(Requirement)
Output every entry exactly as written, but omit the pictures.

(Provided information)
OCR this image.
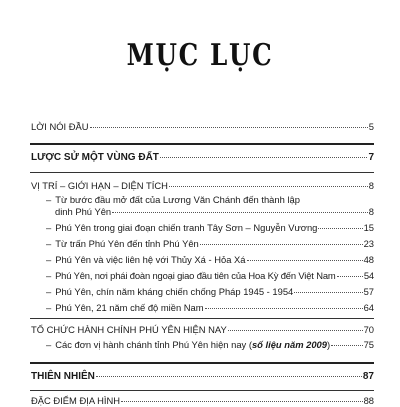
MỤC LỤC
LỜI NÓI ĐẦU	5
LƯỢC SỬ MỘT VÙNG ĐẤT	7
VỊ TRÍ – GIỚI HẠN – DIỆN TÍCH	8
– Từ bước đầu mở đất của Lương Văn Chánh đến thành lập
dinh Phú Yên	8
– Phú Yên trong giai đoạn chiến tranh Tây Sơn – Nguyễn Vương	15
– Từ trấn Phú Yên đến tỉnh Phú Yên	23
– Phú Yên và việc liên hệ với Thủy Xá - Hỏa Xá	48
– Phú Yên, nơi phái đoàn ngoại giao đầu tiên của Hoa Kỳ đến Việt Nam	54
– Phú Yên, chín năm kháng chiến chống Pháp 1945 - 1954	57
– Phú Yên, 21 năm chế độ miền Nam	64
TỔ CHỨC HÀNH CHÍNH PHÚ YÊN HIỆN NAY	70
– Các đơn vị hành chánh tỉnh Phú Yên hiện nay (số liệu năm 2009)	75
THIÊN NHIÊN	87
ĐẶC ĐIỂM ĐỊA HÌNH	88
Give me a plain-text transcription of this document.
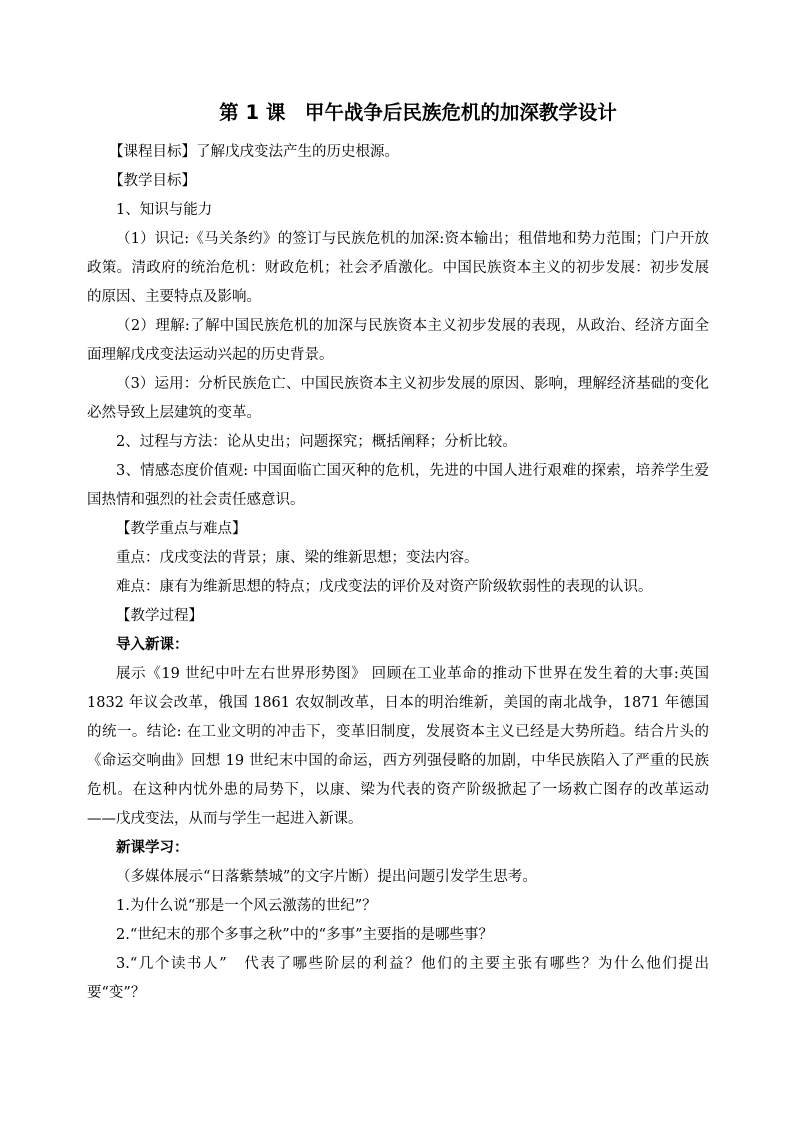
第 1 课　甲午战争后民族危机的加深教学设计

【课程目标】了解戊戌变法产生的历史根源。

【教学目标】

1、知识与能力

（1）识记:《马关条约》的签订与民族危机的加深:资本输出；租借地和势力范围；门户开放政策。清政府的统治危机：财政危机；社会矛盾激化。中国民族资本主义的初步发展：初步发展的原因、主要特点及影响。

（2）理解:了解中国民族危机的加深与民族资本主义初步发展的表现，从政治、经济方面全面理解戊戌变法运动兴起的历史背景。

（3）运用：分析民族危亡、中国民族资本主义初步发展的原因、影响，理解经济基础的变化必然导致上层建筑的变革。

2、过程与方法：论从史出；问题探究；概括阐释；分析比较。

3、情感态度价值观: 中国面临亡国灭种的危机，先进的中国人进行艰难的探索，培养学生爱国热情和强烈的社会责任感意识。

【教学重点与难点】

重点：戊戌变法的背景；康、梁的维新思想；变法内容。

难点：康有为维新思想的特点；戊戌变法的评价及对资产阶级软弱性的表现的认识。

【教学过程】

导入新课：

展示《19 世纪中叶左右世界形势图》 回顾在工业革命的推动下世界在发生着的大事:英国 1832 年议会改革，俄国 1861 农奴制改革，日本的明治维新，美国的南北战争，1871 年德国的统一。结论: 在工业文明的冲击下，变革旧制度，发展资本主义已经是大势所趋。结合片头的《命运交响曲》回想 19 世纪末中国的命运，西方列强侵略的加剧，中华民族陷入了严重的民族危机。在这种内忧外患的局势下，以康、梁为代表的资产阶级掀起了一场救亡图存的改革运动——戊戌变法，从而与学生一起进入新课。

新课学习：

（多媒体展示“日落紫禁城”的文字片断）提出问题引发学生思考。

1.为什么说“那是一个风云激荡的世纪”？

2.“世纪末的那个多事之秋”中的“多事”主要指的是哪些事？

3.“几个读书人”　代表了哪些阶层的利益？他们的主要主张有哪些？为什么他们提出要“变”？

(Written solution)
OCR this image.
MỤC LỤC
LỜI NÓI ĐẦU	5
LƯỢC SỬ MỘT VÙNG ĐẤT	7
VỊ TRÍ – GIỚI HẠN – DIỆN TÍCH	8
– Từ bước đầu mở đất của Lương Văn Chánh đến thành lập
dinh Phú Yên	8
– Phú Yên trong giai đoạn chiến tranh Tây Sơn – Nguyễn Vương	15
– Từ trấn Phú Yên đến tỉnh Phú Yên	23
– Phú Yên và việc liên hệ với Thủy Xá - Hỏa Xá	48
– Phú Yên, nơi phái đoàn ngoại giao đầu tiên của Hoa Kỳ đến Việt Nam	54
– Phú Yên, chín năm kháng chiến chống Pháp 1945 - 1954	57
– Phú Yên, 21 năm chế độ miền Nam	64
TỔ CHỨC HÀNH CHÍNH PHÚ YÊN HIỆN NAY	70
– Các đơn vị hành chánh tỉnh Phú Yên hiện nay (số liệu năm 2009)	75
THIÊN NHIÊN	87
ĐẶC ĐIỂM ĐỊA HÌNH	88
Give me a plain-text transcription of this document.
第 1 课　甲午战争后民族危机的加深教学设计

【课程目标】了解戊戌变法产生的历史根源。

【教学目标】

1、知识与能力

（1）识记:《马关条约》的签订与民族危机的加深:资本输出；租借地和势力范围；门户开放政策。清政府的统治危机：财政危机；社会矛盾激化。中国民族资本主义的初步发展：初步发展的原因、主要特点及影响。

（2）理解:了解中国民族危机的加深与民族资本主义初步发展的表现，从政治、经济方面全面理解戊戌变法运动兴起的历史背景。

（3）运用：分析民族危亡、中国民族资本主义初步发展的原因、影响，理解经济基础的变化必然导致上层建筑的变革。

2、过程与方法：论从史出；问题探究；概括阐释；分析比较。

3、情感态度价值观: 中国面临亡国灭种的危机，先进的中国人进行艰难的探索，培养学生爱国热情和强烈的社会责任感意识。

【教学重点与难点】

重点：戊戌变法的背景；康、梁的维新思想；变法内容。

难点：康有为维新思想的特点；戊戌变法的评价及对资产阶级软弱性的表现的认识。

【教学过程】

导入新课：

展示《19 世纪中叶左右世界形势图》 回顾在工业革命的推动下世界在发生着的大事:英国 1832 年议会改革，俄国 1861 农奴制改革，日本的明治维新，美国的南北战争，1871 年德国的统一。结论: 在工业文明的冲击下，变革旧制度，发展资本主义已经是大势所趋。结合片头的《命运交响曲》回想 19 世纪末中国的命运，西方列强侵略的加剧，中华民族陷入了严重的民族危机。在这种内忧外患的局势下，以康、梁为代表的资产阶级掀起了一场救亡图存的改革运动——戊戌变法，从而与学生一起进入新课。

新课学习：

（多媒体展示“日落紫禁城”的文字片断）提出问题引发学生思考。

1.为什么说“那是一个风云激荡的世纪”？

2.“世纪末的那个多事之秋”中的“多事”主要指的是哪些事？

3.“几个读书人”　代表了哪些阶层的利益？他们的主要主张有哪些？为什么他们提出要“变”？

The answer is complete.